→ **Data rows**:

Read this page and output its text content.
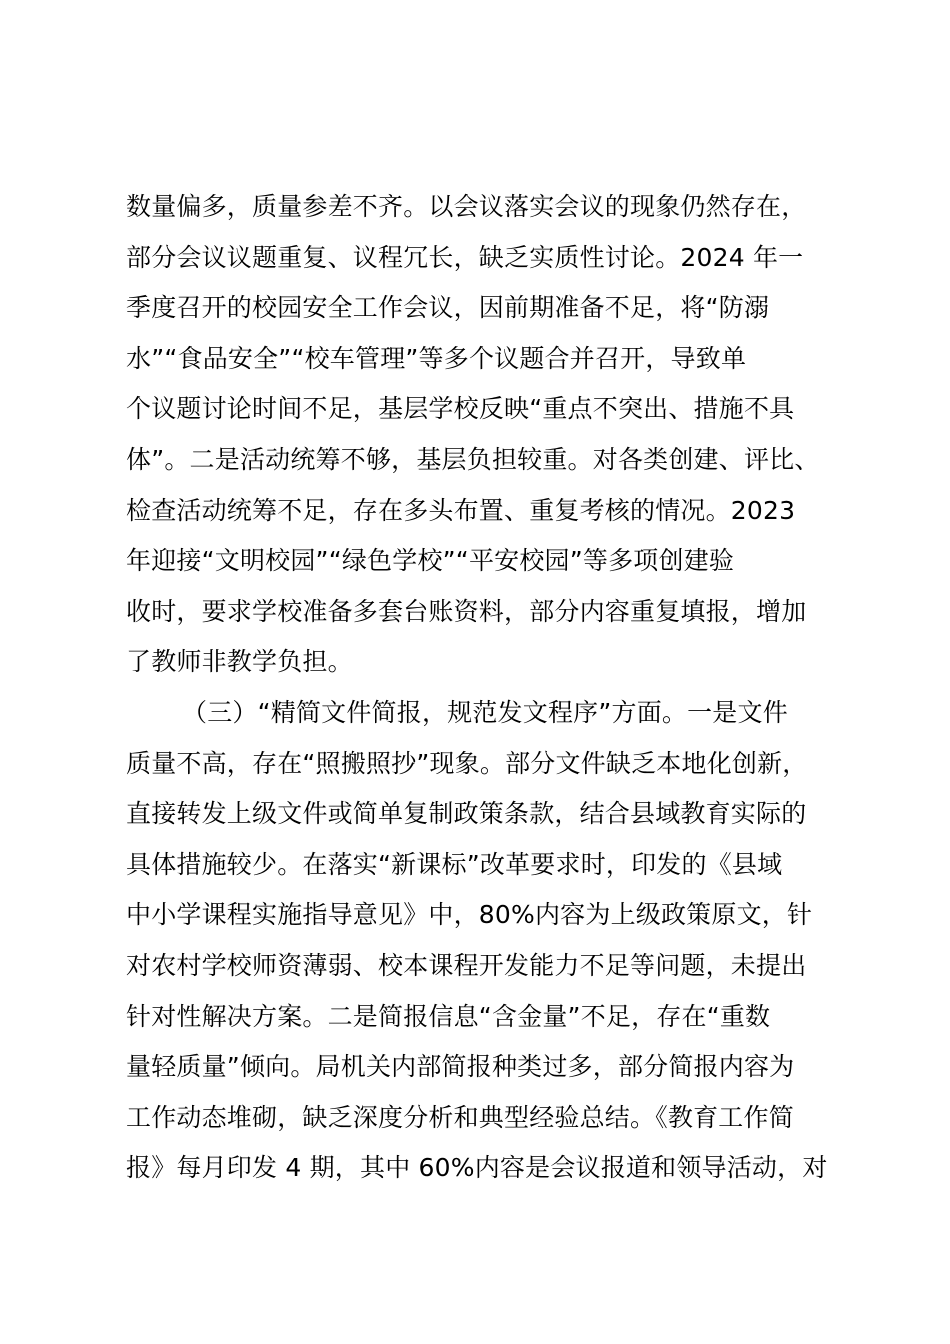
数量偏多，质量参差不齐。以会议落实会议的现象仍然存在，
部分会议议题重复、议程冗长，缺乏实质性讨论。2024 年一
季度召开的校园安全工作会议，因前期准备不足，将“防溺
水”“食品安全”“校车管理”等多个议题合并召开，导致单
个议题讨论时间不足，基层学校反映“重点不突出、措施不具
体”。二是活动统筹不够，基层负担较重。对各类创建、评比、
检查活动统筹不足，存在多头布置、重复考核的情况。2023
年迎接“文明校园”“绿色学校”“平安校园”等多项创建验
收时，要求学校准备多套台账资料，部分内容重复填报，增加
了教师非教学负担。
（三）“精简文件简报，规范发文程序”方面。一是文件
质量不高，存在“照搬照抄”现象。部分文件缺乏本地化创新，
直接转发上级文件或简单复制政策条款，结合县域教育实际的
具体措施较少。在落实“新课标”改革要求时，印发的《县域
中小学课程实施指导意见》中，80%内容为上级政策原文，针
对农村学校师资薄弱、校本课程开发能力不足等问题，未提出
针对性解决方案。二是简报信息“含金量”不足，存在“重数
量轻质量”倾向。局机关内部简报种类过多，部分简报内容为
工作动态堆砌，缺乏深度分析和典型经验总结。《教育工作简
报》每月印发 4 期，其中 60%内容是会议报道和领导活动，对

→ **Given request**:
Leave out the pictures and repeat everything else in the records exactly.

→ **Expected answer**:
Read this page and output its text content.
数量偏多，质量参差不齐。以会议落实会议的现象仍然存在，
部分会议议题重复、议程冗长，缺乏实质性讨论。2024 年一
季度召开的校园安全工作会议，因前期准备不足，将“防溺
水”“食品安全”“校车管理”等多个议题合并召开，导致单
个议题讨论时间不足，基层学校反映“重点不突出、措施不具
体”。二是活动统筹不够，基层负担较重。对各类创建、评比、
检查活动统筹不足，存在多头布置、重复考核的情况。2023
年迎接“文明校园”“绿色学校”“平安校园”等多项创建验
收时，要求学校准备多套台账资料，部分内容重复填报，增加
了教师非教学负担。
（三）“精简文件简报，规范发文程序”方面。一是文件
质量不高，存在“照搬照抄”现象。部分文件缺乏本地化创新，
直接转发上级文件或简单复制政策条款，结合县域教育实际的
具体措施较少。在落实“新课标”改革要求时，印发的《县域
中小学课程实施指导意见》中，80%内容为上级政策原文，针
对农村学校师资薄弱、校本课程开发能力不足等问题，未提出
针对性解决方案。二是简报信息“含金量”不足，存在“重数
量轻质量”倾向。局机关内部简报种类过多，部分简报内容为
工作动态堆砌，缺乏深度分析和典型经验总结。《教育工作简
报》每月印发 4 期，其中 60%内容是会议报道和领导活动，对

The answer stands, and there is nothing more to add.